--- Begin ---

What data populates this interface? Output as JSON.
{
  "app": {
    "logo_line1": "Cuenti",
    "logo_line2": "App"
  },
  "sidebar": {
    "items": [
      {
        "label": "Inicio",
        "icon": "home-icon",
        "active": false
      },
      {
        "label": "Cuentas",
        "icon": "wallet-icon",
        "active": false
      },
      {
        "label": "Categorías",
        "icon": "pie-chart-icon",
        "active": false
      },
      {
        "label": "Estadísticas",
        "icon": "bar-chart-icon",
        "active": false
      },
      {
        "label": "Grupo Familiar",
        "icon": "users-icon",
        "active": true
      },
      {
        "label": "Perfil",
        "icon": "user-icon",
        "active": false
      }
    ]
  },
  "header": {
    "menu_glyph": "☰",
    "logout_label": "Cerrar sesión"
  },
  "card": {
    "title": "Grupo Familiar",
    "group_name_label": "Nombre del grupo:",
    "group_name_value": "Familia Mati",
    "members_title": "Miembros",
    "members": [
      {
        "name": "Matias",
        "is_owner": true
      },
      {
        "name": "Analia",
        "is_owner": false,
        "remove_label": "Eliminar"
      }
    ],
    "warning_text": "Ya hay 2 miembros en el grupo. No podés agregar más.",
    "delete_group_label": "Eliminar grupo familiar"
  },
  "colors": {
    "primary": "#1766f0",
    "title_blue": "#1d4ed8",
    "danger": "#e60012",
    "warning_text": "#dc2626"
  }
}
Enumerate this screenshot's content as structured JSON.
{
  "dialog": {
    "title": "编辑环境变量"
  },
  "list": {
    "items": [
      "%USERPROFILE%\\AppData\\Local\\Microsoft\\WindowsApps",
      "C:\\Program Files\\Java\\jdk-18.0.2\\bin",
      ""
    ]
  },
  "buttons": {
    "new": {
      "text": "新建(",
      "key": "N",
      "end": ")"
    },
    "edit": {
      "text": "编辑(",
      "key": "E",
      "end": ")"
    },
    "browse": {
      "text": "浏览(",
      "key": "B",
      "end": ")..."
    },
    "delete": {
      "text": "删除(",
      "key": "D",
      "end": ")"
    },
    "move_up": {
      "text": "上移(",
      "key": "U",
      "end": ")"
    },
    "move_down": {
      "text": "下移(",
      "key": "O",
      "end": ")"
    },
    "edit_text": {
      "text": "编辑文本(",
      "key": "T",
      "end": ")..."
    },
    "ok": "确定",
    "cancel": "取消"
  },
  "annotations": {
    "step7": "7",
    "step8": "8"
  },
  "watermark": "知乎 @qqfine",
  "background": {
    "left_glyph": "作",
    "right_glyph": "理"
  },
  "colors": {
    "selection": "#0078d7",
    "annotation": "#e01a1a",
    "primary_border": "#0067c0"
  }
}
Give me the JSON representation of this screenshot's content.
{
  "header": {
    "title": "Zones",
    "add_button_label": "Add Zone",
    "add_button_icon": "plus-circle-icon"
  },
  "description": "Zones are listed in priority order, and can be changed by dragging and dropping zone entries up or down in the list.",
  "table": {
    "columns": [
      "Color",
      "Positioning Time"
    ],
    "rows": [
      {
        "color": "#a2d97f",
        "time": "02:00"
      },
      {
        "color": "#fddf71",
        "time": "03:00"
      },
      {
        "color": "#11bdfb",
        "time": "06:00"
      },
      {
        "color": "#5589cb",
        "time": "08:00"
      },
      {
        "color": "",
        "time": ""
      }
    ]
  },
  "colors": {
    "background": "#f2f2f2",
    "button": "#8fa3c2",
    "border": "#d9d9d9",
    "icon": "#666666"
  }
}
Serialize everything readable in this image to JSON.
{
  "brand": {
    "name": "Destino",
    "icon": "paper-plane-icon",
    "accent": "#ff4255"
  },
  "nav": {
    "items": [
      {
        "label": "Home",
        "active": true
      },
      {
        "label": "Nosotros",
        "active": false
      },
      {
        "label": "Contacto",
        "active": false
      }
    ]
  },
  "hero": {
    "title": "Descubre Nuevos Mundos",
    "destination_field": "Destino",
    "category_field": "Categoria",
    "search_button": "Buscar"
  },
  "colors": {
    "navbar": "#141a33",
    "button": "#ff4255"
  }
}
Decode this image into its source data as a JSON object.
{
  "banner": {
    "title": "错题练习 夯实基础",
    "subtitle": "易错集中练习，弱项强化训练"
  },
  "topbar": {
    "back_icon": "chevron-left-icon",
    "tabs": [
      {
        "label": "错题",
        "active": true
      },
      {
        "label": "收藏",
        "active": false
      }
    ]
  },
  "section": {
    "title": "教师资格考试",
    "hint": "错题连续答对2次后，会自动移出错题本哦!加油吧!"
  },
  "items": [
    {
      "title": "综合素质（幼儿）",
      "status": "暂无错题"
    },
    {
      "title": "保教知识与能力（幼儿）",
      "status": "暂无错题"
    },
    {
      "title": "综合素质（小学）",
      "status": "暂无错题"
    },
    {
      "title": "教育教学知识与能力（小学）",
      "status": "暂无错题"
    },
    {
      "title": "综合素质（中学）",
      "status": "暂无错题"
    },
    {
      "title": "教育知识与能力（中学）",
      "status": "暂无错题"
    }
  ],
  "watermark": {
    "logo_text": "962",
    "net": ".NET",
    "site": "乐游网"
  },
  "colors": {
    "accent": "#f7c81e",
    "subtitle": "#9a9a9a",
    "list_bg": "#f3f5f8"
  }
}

--- End ---

# Written instruction
Write out the records above again, keeping each one identical to the original.

# Reply
What data populates this interface? Output as JSON.
{
  "app": {
    "logo_line1": "Cuenti",
    "logo_line2": "App"
  },
  "sidebar": {
    "items": [
      {
        "label": "Inicio",
        "icon": "home-icon",
        "active": false
      },
      {
        "label": "Cuentas",
        "icon": "wallet-icon",
        "active": false
      },
      {
        "label": "Categorías",
        "icon": "pie-chart-icon",
        "active": false
      },
      {
        "label": "Estadísticas",
        "icon": "bar-chart-icon",
        "active": false
      },
      {
        "label": "Grupo Familiar",
        "icon": "users-icon",
        "active": true
      },
      {
        "label": "Perfil",
        "icon": "user-icon",
        "active": false
      }
    ]
  },
  "header": {
    "menu_glyph": "☰",
    "logout_label": "Cerrar sesión"
  },
  "card": {
    "title": "Grupo Familiar",
    "group_name_label": "Nombre del grupo:",
    "group_name_value": "Familia Mati",
    "members_title": "Miembros",
    "members": [
      {
        "name": "Matias",
        "is_owner": true
      },
      {
        "name": "Analia",
        "is_owner": false,
        "remove_label": "Eliminar"
      }
    ],
    "warning_text": "Ya hay 2 miembros en el grupo. No podés agregar más.",
    "delete_group_label": "Eliminar grupo familiar"
  },
  "colors": {
    "primary": "#1766f0",
    "title_blue": "#1d4ed8",
    "danger": "#e60012",
    "warning_text": "#dc2626"
  }
}
Enumerate this screenshot's content as structured JSON.
{
  "dialog": {
    "title": "编辑环境变量"
  },
  "list": {
    "items": [
      "%USERPROFILE%\\AppData\\Local\\Microsoft\\WindowsApps",
      "C:\\Program Files\\Java\\jdk-18.0.2\\bin",
      ""
    ]
  },
  "buttons": {
    "new": {
      "text": "新建(",
      "key": "N",
      "end": ")"
    },
    "edit": {
      "text": "编辑(",
      "key": "E",
      "end": ")"
    },
    "browse": {
      "text": "浏览(",
      "key": "B",
      "end": ")..."
    },
    "delete": {
      "text": "删除(",
      "key": "D",
      "end": ")"
    },
    "move_up": {
      "text": "上移(",
      "key": "U",
      "end": ")"
    },
    "move_down": {
      "text": "下移(",
      "key": "O",
      "end": ")"
    },
    "edit_text": {
      "text": "编辑文本(",
      "key": "T",
      "end": ")..."
    },
    "ok": "确定",
    "cancel": "取消"
  },
  "annotations": {
    "step7": "7",
    "step8": "8"
  },
  "watermark": "知乎 @qqfine",
  "background": {
    "left_glyph": "作",
    "right_glyph": "理"
  },
  "colors": {
    "selection": "#0078d7",
    "annotation": "#e01a1a",
    "primary_border": "#0067c0"
  }
}
Give me the JSON representation of this screenshot's content.
{
  "header": {
    "title": "Zones",
    "add_button_label": "Add Zone",
    "add_button_icon": "plus-circle-icon"
  },
  "description": "Zones are listed in priority order, and can be changed by dragging and dropping zone entries up or down in the list.",
  "table": {
    "columns": [
      "Color",
      "Positioning Time"
    ],
    "rows": [
      {
        "color": "#a2d97f",
        "time": "02:00"
      },
      {
        "color": "#fddf71",
        "time": "03:00"
      },
      {
        "color": "#11bdfb",
        "time": "06:00"
      },
      {
        "color": "#5589cb",
        "time": "08:00"
      },
      {
        "color": "",
        "time": ""
      }
    ]
  },
  "colors": {
    "background": "#f2f2f2",
    "button": "#8fa3c2",
    "border": "#d9d9d9",
    "icon": "#666666"
  }
}
Serialize everything readable in this image to JSON.
{
  "brand": {
    "name": "Destino",
    "icon": "paper-plane-icon",
    "accent": "#ff4255"
  },
  "nav": {
    "items": [
      {
        "label": "Home",
        "active": true
      },
      {
        "label": "Nosotros",
        "active": false
      },
      {
        "label": "Contacto",
        "active": false
      }
    ]
  },
  "hero": {
    "title": "Descubre Nuevos Mundos",
    "destination_field": "Destino",
    "category_field": "Categoria",
    "search_button": "Buscar"
  },
  "colors": {
    "navbar": "#141a33",
    "button": "#ff4255"
  }
}
Decode this image into its source data as a JSON object.
{
  "banner": {
    "title": "错题练习 夯实基础",
    "subtitle": "易错集中练习，弱项强化训练"
  },
  "topbar": {
    "back_icon": "chevron-left-icon",
    "tabs": [
      {
        "label": "错题",
        "active": true
      },
      {
        "label": "收藏",
        "active": false
      }
    ]
  },
  "section": {
    "title": "教师资格考试",
    "hint": "错题连续答对2次后，会自动移出错题本哦!加油吧!"
  },
  "items": [
    {
      "title": "综合素质（幼儿）",
      "status": "暂无错题"
    },
    {
      "title": "保教知识与能力（幼儿）",
      "status": "暂无错题"
    },
    {
      "title": "综合素质（小学）",
      "status": "暂无错题"
    },
    {
      "title": "教育教学知识与能力（小学）",
      "status": "暂无错题"
    },
    {
      "title": "综合素质（中学）",
      "status": "暂无错题"
    },
    {
      "title": "教育知识与能力（中学）",
      "status": "暂无错题"
    }
  ],
  "watermark": {
    "logo_text": "962",
    "net": ".NET",
    "site": "乐游网"
  },
  "colors": {
    "accent": "#f7c81e",
    "subtitle": "#9a9a9a",
    "list_bg": "#f3f5f8"
  }
}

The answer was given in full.